INSTRUCTIONS TO FOLLOW
Find every line in the records below that holds the word "this" and copy it.

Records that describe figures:
[start]

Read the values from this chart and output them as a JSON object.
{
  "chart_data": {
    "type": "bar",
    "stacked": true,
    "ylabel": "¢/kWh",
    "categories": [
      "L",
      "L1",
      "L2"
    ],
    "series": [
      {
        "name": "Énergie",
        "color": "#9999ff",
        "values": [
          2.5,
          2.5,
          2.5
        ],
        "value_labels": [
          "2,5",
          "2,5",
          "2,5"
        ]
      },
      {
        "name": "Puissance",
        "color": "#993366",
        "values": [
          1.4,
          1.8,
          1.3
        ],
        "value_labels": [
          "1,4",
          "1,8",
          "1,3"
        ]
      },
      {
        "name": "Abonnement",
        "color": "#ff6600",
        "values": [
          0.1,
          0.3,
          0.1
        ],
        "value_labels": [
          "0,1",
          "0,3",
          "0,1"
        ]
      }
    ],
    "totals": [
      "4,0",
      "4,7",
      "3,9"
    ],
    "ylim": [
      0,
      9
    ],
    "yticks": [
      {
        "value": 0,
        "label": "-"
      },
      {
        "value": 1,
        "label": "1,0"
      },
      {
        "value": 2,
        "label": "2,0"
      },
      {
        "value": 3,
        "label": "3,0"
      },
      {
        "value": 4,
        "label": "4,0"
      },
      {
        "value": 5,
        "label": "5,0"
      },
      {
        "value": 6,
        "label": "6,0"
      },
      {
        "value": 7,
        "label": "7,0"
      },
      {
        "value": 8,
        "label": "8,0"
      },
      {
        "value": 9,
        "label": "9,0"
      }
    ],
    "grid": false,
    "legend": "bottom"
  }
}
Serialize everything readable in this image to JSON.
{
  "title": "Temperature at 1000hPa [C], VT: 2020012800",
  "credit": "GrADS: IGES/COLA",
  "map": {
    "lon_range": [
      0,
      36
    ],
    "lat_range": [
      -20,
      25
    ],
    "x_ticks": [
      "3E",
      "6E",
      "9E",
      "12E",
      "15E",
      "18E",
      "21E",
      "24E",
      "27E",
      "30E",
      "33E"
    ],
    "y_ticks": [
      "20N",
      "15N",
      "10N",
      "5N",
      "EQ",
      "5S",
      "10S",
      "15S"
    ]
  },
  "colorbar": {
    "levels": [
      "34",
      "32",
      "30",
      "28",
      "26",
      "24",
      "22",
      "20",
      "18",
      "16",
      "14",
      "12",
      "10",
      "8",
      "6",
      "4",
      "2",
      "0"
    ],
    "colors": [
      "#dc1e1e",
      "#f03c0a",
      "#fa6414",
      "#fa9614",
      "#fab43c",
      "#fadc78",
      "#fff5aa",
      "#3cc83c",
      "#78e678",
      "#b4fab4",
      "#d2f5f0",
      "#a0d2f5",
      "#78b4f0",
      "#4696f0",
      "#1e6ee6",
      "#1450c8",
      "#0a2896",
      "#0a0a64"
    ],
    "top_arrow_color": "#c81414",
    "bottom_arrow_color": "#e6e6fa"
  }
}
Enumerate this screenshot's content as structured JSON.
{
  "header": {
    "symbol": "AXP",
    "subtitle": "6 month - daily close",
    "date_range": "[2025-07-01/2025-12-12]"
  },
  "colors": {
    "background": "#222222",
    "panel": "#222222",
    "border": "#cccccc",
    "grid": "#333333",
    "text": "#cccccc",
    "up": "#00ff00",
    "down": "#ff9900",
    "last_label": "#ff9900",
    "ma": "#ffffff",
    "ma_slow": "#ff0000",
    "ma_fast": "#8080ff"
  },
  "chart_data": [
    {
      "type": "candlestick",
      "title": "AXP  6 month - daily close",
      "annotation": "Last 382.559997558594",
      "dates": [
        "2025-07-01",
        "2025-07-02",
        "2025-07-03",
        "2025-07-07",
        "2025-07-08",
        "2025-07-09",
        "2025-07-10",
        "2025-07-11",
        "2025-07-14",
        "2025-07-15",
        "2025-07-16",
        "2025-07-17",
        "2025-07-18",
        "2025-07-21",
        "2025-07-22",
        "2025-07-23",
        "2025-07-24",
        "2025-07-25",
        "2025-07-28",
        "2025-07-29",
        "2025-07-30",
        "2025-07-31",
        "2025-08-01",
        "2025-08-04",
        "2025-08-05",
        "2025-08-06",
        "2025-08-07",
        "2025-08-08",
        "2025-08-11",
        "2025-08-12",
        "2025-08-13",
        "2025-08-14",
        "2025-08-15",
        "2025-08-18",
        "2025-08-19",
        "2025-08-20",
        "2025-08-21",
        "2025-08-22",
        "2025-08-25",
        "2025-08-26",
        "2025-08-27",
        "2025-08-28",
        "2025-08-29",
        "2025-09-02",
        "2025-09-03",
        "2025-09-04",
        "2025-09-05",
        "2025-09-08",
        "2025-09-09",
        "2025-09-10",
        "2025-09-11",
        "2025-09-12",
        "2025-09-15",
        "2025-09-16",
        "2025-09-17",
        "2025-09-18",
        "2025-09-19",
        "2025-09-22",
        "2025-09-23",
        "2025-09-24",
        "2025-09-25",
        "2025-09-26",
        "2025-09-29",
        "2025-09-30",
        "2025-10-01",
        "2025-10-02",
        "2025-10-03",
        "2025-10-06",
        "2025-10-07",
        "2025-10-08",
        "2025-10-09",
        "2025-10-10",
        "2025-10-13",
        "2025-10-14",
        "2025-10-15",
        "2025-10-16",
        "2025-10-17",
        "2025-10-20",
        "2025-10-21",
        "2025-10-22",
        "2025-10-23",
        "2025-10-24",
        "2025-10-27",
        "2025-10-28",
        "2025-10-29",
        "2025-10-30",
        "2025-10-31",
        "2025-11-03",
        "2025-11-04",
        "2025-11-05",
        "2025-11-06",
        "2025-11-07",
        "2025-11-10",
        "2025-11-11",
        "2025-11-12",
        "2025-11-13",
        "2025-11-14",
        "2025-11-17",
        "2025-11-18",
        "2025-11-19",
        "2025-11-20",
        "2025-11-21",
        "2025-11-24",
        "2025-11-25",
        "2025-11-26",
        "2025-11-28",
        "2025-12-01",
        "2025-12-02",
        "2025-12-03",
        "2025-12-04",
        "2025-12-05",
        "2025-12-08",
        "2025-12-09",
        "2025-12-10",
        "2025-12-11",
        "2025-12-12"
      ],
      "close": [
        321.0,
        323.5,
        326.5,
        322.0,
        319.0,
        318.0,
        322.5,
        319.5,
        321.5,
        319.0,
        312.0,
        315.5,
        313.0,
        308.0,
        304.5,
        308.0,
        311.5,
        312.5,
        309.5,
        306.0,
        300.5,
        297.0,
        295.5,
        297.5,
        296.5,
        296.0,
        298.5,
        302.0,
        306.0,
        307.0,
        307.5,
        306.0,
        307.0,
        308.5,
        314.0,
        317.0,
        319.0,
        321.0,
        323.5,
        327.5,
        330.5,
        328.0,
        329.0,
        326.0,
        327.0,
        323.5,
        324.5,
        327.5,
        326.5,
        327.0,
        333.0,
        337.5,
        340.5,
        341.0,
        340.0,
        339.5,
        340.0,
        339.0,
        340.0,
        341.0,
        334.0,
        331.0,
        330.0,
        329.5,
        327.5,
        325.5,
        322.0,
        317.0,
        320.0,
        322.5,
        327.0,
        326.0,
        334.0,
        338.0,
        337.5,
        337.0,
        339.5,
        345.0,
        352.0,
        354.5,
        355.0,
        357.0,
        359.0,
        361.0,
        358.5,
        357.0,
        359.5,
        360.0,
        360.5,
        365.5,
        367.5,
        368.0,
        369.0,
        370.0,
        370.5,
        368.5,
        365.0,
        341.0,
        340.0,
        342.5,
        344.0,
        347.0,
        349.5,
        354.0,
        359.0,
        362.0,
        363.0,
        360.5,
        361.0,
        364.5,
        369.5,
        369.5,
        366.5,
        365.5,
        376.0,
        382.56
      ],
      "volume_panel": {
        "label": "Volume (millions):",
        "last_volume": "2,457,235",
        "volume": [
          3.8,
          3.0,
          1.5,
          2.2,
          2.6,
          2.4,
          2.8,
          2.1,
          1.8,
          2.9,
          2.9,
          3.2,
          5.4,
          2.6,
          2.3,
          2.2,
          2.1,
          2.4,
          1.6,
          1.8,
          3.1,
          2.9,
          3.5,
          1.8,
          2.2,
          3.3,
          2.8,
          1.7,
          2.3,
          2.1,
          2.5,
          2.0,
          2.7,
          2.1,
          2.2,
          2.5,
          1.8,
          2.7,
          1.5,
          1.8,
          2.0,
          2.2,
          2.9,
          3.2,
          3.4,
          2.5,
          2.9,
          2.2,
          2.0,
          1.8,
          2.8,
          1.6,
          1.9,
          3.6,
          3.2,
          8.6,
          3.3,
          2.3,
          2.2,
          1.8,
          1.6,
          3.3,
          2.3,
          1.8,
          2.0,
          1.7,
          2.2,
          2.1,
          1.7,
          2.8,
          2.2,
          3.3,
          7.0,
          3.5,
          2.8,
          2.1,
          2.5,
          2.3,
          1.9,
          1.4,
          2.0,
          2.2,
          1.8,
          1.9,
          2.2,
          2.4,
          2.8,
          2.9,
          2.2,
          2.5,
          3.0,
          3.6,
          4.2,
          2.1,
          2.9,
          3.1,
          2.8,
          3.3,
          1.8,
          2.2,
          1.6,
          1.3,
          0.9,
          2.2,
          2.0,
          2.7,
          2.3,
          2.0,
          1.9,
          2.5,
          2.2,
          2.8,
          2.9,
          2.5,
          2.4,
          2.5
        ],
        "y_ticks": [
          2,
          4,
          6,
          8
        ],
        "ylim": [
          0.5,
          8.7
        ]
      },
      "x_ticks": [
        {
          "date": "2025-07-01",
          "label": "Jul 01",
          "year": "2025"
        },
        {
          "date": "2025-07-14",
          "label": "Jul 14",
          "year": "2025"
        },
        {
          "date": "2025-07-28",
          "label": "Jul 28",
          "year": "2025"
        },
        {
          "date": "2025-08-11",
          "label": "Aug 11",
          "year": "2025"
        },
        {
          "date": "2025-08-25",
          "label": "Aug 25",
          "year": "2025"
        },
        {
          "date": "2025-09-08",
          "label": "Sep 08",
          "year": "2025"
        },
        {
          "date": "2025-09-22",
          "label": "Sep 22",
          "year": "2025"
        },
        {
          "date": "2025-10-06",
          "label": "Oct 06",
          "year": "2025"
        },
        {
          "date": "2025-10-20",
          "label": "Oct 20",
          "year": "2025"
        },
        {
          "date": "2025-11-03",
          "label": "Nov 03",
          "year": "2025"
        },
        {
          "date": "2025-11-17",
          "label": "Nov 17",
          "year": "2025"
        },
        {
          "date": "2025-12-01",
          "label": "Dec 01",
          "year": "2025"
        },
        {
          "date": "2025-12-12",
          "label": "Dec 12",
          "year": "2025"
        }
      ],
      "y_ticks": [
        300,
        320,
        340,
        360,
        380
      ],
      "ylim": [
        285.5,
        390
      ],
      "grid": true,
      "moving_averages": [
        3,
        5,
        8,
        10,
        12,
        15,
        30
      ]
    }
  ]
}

[end]

TASK ANSWER
Read the values from this chart and output them as a JSON object.
Serialize everything readable in this image to JSON.
Enumerate this screenshot's content as structured JSON.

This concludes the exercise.